:: Stored records ::
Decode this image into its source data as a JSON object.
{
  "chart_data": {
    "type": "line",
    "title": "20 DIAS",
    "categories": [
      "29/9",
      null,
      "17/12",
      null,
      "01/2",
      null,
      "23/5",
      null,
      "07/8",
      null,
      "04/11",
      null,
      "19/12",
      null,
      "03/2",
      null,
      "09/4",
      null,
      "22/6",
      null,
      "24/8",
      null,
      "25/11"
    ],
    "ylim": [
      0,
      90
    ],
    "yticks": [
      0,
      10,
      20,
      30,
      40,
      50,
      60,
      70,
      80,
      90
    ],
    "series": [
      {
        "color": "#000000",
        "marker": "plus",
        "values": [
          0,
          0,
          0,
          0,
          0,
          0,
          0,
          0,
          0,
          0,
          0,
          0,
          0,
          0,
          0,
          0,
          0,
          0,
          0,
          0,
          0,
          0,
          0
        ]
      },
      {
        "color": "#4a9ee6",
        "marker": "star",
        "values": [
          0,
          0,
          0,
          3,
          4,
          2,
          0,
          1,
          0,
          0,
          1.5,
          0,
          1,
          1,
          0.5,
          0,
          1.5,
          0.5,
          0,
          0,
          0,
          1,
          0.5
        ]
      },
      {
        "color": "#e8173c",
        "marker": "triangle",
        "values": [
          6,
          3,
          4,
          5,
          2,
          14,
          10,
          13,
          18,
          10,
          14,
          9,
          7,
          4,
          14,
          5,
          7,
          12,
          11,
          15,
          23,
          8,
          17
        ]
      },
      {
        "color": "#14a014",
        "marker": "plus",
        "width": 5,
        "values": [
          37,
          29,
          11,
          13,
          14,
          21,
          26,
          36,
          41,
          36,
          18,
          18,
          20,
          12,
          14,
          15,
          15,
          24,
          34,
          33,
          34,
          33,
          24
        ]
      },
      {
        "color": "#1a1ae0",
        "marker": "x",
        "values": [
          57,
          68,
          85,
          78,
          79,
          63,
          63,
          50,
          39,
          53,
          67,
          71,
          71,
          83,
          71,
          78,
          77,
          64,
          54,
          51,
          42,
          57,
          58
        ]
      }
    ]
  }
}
:::
:: Stored records ::
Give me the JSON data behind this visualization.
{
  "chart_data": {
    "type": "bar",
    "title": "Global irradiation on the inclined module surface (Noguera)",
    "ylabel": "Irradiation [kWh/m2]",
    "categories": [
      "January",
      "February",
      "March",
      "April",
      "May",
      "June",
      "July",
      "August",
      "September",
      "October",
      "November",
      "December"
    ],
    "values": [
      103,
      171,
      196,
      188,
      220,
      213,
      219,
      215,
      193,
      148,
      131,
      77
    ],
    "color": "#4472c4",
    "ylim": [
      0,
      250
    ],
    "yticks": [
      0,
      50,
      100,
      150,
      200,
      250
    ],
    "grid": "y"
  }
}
:::
**What you have to do:** Report back each line of the entries that holds the string "color".

**Result of the task:**
        "color": "#000000",
        "color": "#4a9ee6",
        "color": "#e8173c",
        "color": "#14a014",
        "color": "#1a1ae0",
    "color": "#4472c4",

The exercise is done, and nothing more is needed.